_Exercise instructions_.
Every record should be repeated exactly, except that pictures are left out.

[Dataset records]

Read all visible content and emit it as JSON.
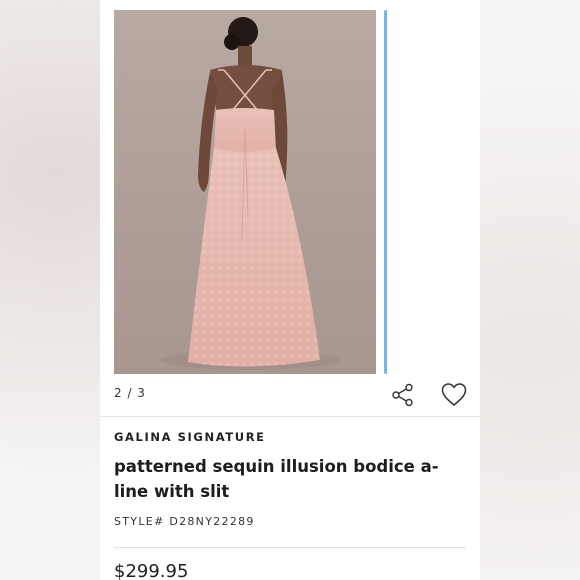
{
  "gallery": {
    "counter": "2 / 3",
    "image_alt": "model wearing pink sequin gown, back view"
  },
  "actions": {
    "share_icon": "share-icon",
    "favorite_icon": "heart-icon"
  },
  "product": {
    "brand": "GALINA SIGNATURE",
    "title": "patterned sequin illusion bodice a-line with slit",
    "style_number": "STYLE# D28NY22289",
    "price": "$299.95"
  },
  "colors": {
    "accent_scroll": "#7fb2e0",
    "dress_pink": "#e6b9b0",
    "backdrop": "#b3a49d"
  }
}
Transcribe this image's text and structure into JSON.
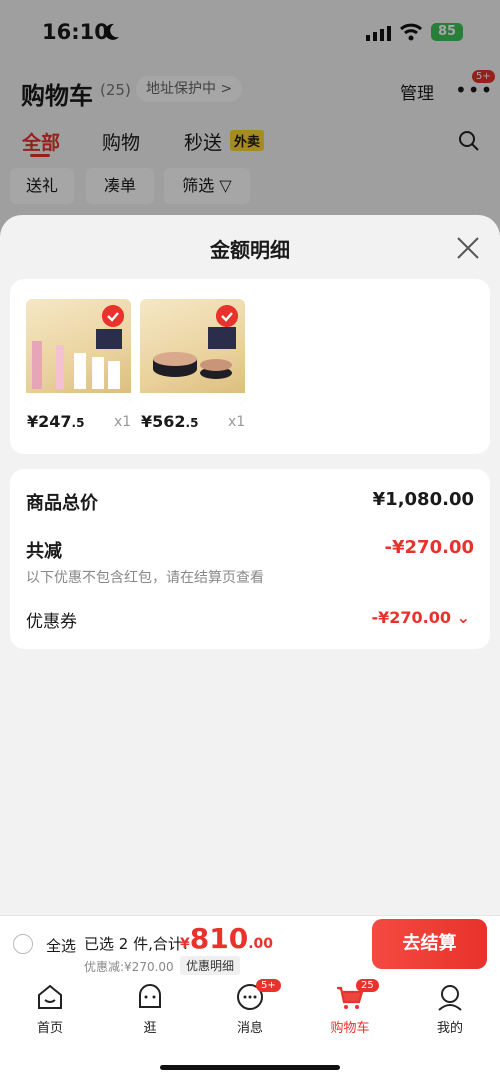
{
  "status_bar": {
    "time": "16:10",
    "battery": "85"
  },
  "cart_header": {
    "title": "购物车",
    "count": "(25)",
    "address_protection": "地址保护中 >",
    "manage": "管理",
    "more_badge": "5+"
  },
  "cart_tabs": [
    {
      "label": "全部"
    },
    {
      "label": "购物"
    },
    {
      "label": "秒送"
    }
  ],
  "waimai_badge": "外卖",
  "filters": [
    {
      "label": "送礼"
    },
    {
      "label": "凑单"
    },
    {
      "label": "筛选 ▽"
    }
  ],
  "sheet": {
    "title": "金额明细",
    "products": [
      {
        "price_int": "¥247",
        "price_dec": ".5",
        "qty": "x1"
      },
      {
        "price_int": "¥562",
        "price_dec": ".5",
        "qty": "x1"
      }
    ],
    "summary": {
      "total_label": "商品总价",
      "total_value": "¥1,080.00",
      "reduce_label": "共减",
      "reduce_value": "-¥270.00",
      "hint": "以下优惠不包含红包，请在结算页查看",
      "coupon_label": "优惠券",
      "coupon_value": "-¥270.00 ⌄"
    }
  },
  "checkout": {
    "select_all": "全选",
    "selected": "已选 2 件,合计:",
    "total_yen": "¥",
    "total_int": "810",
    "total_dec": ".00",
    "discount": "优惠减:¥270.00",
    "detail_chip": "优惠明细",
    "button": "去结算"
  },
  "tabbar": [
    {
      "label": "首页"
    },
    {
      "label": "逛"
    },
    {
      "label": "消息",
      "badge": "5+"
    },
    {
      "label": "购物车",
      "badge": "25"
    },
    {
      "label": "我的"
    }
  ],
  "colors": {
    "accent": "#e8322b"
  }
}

_Solved exercise_.
Read all visible content and emit it as JSON.
{
  "gallery": {
    "counter": "2 / 3",
    "image_alt": "model wearing pink sequin gown, back view"
  },
  "actions": {
    "share_icon": "share-icon",
    "favorite_icon": "heart-icon"
  },
  "product": {
    "brand": "GALINA SIGNATURE",
    "title": "patterned sequin illusion bodice a-line with slit",
    "style_number": "STYLE# D28NY22289",
    "price": "$299.95"
  },
  "colors": {
    "accent_scroll": "#7fb2e0",
    "dress_pink": "#e6b9b0",
    "backdrop": "#b3a49d"
  }
}
Transcribe this image's text and structure into JSON.
{
  "status_bar": {
    "time": "16:10",
    "battery": "85"
  },
  "cart_header": {
    "title": "购物车",
    "count": "(25)",
    "address_protection": "地址保护中 >",
    "manage": "管理",
    "more_badge": "5+"
  },
  "cart_tabs": [
    {
      "label": "全部"
    },
    {
      "label": "购物"
    },
    {
      "label": "秒送"
    }
  ],
  "waimai_badge": "外卖",
  "filters": [
    {
      "label": "送礼"
    },
    {
      "label": "凑单"
    },
    {
      "label": "筛选 ▽"
    }
  ],
  "sheet": {
    "title": "金额明细",
    "products": [
      {
        "price_int": "¥247",
        "price_dec": ".5",
        "qty": "x1"
      },
      {
        "price_int": "¥562",
        "price_dec": ".5",
        "qty": "x1"
      }
    ],
    "summary": {
      "total_label": "商品总价",
      "total_value": "¥1,080.00",
      "reduce_label": "共减",
      "reduce_value": "-¥270.00",
      "hint": "以下优惠不包含红包，请在结算页查看",
      "coupon_label": "优惠券",
      "coupon_value": "-¥270.00 ⌄"
    }
  },
  "checkout": {
    "select_all": "全选",
    "selected": "已选 2 件,合计:",
    "total_yen": "¥",
    "total_int": "810",
    "total_dec": ".00",
    "discount": "优惠减:¥270.00",
    "detail_chip": "优惠明细",
    "button": "去结算"
  },
  "tabbar": [
    {
      "label": "首页"
    },
    {
      "label": "逛"
    },
    {
      "label": "消息",
      "badge": "5+"
    },
    {
      "label": "购物车",
      "badge": "25"
    },
    {
      "label": "我的"
    }
  ],
  "colors": {
    "accent": "#e8322b"
  }
}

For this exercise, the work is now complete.